▶ Records supplied

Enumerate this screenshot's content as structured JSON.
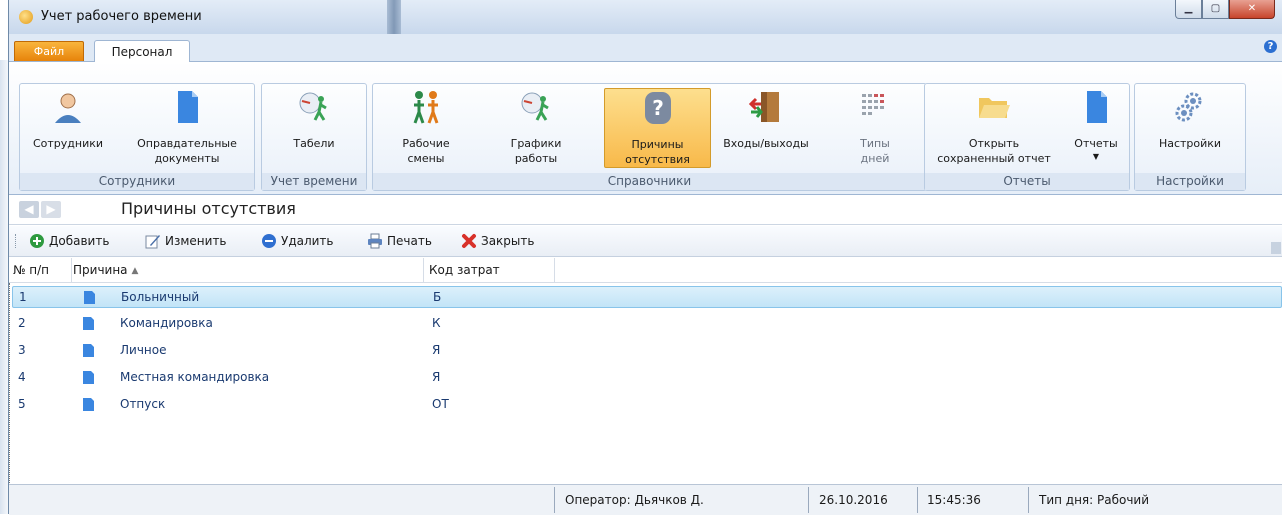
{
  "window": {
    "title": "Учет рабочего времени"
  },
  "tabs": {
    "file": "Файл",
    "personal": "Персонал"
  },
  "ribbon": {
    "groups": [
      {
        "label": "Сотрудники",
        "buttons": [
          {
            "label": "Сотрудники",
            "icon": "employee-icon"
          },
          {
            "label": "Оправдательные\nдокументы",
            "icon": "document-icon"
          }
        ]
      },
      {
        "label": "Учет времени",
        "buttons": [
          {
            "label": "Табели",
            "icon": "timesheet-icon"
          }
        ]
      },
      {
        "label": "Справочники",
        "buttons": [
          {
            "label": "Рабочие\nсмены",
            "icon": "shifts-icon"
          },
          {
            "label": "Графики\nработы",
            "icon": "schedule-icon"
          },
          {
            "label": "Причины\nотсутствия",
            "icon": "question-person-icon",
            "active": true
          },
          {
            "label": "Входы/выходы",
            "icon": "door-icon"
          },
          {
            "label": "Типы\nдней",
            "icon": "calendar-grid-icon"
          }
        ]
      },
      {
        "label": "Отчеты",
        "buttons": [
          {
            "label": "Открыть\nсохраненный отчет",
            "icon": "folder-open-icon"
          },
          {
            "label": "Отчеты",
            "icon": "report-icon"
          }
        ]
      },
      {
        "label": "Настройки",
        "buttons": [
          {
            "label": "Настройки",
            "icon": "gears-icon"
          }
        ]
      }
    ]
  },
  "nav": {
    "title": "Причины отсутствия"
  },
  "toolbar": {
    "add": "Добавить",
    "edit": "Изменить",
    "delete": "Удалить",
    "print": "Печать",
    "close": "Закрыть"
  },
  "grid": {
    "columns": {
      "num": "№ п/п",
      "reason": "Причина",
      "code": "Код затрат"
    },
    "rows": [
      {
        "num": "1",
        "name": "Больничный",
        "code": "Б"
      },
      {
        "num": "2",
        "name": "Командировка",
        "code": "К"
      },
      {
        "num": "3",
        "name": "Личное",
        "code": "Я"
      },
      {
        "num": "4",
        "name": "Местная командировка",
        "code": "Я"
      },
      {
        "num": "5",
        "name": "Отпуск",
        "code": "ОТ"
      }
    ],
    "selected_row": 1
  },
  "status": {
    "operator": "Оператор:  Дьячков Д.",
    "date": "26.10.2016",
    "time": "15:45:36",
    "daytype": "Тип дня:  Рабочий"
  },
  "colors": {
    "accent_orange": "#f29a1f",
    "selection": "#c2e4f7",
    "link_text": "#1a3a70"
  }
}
---
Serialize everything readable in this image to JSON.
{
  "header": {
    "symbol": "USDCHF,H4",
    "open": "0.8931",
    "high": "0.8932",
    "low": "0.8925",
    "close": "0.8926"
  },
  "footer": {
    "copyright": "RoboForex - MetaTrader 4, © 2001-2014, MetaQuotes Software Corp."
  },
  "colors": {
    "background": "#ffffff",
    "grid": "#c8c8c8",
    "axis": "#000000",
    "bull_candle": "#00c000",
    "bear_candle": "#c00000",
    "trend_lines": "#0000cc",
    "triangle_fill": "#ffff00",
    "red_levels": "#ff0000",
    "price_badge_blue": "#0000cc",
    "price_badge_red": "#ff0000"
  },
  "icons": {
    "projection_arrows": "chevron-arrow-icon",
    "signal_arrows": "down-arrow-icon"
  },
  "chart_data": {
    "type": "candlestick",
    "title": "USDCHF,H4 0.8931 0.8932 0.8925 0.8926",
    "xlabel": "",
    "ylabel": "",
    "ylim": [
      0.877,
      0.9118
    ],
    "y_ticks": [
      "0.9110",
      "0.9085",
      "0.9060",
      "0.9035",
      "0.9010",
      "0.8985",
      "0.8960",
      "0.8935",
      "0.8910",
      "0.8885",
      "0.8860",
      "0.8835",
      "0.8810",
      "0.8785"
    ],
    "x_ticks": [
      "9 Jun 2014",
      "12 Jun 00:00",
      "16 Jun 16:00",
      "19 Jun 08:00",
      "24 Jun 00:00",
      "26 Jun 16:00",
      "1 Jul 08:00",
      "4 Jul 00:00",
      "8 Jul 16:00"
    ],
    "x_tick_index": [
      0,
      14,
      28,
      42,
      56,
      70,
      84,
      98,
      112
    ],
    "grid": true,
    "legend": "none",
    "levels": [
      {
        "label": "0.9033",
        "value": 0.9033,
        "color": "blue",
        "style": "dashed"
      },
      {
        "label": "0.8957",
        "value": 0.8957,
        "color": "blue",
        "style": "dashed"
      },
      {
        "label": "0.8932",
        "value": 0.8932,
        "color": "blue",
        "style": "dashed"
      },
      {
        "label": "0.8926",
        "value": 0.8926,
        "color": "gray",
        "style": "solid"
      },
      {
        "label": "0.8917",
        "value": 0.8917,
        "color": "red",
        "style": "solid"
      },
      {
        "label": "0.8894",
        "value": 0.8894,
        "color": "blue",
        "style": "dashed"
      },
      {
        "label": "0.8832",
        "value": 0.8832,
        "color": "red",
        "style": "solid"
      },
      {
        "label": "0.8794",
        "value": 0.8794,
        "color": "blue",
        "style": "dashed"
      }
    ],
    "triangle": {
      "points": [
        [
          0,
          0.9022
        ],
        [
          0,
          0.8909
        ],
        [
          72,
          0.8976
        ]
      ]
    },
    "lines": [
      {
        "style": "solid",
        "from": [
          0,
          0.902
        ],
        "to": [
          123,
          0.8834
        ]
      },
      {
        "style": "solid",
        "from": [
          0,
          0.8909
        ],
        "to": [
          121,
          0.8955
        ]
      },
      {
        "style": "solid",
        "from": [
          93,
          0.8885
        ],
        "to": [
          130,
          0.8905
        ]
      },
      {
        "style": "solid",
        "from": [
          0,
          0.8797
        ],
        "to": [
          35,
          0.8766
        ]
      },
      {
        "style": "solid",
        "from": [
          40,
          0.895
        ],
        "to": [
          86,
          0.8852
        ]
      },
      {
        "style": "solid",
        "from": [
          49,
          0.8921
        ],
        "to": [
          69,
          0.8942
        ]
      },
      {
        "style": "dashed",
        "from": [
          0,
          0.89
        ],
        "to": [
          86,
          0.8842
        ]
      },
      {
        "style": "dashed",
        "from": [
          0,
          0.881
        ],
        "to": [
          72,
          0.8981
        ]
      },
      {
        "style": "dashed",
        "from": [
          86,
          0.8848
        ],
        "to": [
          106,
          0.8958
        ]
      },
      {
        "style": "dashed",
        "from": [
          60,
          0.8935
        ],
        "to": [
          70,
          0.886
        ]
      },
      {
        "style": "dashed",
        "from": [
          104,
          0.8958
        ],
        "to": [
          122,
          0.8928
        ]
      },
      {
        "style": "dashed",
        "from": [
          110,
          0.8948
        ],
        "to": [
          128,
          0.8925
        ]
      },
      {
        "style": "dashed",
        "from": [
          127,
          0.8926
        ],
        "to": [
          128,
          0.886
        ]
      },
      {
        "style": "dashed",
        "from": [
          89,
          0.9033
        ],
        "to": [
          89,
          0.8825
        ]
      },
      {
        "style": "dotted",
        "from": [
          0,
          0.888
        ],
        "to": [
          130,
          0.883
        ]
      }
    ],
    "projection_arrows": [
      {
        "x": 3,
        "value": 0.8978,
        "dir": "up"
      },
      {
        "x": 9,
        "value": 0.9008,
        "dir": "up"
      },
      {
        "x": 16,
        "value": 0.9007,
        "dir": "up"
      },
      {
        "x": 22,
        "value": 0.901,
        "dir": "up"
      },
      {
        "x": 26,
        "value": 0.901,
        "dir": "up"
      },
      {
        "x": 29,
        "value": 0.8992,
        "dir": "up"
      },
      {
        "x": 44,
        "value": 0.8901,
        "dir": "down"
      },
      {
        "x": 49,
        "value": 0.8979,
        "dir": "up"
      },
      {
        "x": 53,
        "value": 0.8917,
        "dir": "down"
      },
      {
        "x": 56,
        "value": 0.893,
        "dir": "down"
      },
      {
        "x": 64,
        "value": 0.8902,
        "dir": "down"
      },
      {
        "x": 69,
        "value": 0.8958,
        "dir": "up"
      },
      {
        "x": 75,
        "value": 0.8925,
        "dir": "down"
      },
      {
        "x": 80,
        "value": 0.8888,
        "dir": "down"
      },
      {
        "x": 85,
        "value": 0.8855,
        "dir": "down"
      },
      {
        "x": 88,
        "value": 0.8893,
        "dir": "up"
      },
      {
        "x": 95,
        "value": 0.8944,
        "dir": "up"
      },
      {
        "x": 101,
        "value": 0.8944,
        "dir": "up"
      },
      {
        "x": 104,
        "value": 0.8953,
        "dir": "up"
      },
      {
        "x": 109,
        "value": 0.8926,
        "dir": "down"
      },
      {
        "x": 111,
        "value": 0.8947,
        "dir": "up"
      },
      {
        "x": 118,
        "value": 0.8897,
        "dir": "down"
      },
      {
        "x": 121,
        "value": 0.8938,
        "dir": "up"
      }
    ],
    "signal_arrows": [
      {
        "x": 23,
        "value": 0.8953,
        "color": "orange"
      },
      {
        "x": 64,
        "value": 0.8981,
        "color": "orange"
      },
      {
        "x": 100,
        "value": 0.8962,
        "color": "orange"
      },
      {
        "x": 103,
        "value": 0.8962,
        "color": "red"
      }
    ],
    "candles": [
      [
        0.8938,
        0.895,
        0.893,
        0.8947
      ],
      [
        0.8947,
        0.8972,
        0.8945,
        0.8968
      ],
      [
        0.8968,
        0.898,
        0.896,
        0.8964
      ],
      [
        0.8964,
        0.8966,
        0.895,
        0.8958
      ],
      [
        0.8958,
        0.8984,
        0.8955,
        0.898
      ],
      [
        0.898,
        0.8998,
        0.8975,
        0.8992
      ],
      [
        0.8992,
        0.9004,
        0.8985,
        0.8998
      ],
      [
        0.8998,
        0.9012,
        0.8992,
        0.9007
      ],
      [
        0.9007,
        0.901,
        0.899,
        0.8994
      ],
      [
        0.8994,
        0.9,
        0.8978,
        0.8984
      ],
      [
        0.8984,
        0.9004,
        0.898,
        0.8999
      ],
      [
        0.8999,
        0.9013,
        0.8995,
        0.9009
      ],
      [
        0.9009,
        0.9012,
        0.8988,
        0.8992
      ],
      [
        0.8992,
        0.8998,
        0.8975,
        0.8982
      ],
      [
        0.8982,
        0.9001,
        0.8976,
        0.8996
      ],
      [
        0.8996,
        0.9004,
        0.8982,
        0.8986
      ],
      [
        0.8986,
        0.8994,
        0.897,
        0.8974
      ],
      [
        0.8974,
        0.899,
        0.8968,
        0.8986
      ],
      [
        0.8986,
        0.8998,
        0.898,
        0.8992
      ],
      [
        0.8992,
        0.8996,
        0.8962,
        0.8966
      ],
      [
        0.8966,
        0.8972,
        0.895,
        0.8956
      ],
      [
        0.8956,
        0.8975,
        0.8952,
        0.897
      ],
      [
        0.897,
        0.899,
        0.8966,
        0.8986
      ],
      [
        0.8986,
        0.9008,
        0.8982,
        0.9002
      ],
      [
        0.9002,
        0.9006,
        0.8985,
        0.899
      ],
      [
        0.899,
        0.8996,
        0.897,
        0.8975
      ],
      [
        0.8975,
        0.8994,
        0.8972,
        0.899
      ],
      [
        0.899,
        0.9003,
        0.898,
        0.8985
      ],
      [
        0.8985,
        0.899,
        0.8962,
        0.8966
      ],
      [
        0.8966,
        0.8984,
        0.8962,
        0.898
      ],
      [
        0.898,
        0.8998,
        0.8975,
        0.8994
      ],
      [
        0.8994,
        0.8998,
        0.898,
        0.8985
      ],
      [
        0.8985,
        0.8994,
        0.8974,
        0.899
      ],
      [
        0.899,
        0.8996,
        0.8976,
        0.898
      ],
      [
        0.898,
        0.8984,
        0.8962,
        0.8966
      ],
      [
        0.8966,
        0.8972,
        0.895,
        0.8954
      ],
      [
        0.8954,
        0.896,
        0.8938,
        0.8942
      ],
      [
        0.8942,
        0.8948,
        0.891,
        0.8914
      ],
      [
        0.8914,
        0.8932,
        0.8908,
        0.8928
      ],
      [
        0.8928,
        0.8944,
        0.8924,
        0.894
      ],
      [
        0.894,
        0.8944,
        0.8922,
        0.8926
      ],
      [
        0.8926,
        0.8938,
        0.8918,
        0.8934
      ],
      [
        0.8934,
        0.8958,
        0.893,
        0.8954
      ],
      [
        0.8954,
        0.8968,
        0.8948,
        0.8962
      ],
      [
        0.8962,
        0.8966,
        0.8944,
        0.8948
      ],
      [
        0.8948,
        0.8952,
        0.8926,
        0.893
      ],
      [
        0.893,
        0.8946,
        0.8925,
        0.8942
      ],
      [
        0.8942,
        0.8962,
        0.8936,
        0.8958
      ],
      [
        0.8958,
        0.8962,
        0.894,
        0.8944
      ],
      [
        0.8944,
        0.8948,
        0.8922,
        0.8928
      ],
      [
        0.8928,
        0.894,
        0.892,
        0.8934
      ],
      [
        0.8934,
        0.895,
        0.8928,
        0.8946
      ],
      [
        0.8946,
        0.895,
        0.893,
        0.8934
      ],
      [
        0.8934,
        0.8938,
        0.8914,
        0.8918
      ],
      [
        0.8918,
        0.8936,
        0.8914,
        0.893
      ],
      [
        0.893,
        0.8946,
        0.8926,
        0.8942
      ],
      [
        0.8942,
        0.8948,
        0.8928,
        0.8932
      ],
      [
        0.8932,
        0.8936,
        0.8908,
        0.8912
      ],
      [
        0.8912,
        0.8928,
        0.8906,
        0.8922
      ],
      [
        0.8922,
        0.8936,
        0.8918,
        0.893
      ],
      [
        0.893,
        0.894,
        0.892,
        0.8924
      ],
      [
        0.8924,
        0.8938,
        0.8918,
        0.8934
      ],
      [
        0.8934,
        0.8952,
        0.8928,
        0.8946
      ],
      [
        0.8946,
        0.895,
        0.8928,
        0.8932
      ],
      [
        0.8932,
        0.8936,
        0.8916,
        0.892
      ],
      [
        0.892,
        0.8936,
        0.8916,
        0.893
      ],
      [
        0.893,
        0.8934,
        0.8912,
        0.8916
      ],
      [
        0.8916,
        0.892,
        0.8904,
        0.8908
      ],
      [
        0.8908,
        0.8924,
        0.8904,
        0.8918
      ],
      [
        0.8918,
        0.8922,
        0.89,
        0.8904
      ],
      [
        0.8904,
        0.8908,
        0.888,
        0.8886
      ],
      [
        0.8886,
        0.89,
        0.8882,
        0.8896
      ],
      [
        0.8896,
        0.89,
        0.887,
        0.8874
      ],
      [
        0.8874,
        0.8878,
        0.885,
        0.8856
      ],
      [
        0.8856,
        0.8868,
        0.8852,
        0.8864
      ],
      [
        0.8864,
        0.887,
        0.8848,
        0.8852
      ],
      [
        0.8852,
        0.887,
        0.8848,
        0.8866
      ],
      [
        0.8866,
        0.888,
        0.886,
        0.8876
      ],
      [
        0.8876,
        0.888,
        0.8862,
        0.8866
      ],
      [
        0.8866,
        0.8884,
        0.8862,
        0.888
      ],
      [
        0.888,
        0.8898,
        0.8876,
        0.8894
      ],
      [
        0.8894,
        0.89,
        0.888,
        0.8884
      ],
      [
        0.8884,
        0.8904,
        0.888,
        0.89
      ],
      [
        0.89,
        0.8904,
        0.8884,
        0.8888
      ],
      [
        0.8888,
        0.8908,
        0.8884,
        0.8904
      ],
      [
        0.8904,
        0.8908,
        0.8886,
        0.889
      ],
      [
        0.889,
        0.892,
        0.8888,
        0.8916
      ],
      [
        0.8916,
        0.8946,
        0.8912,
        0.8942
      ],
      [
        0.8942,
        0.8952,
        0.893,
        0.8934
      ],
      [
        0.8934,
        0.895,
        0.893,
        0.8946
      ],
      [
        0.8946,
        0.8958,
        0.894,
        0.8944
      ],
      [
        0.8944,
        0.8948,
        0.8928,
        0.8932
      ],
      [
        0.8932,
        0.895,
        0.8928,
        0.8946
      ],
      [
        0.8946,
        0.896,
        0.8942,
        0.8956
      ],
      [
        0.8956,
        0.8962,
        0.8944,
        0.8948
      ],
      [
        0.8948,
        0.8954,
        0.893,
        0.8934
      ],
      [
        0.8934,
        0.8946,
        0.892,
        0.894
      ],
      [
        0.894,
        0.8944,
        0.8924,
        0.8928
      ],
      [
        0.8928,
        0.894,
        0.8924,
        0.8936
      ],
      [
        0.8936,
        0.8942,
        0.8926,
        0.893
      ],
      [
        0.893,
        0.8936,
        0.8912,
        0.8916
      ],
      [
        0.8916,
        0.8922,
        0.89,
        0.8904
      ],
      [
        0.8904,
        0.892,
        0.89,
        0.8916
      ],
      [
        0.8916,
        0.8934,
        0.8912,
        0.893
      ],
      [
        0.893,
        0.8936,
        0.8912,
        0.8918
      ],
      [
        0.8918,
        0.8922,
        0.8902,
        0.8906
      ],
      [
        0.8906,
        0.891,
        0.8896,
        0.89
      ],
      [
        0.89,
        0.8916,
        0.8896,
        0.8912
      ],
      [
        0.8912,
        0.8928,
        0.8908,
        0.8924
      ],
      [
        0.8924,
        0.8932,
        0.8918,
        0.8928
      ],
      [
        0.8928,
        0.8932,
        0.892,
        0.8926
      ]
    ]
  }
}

▶ Exercise prompt
Determine the number of lines in the data that contain "времени" as a word or string, and state only that number.

▶ Finished exercise
2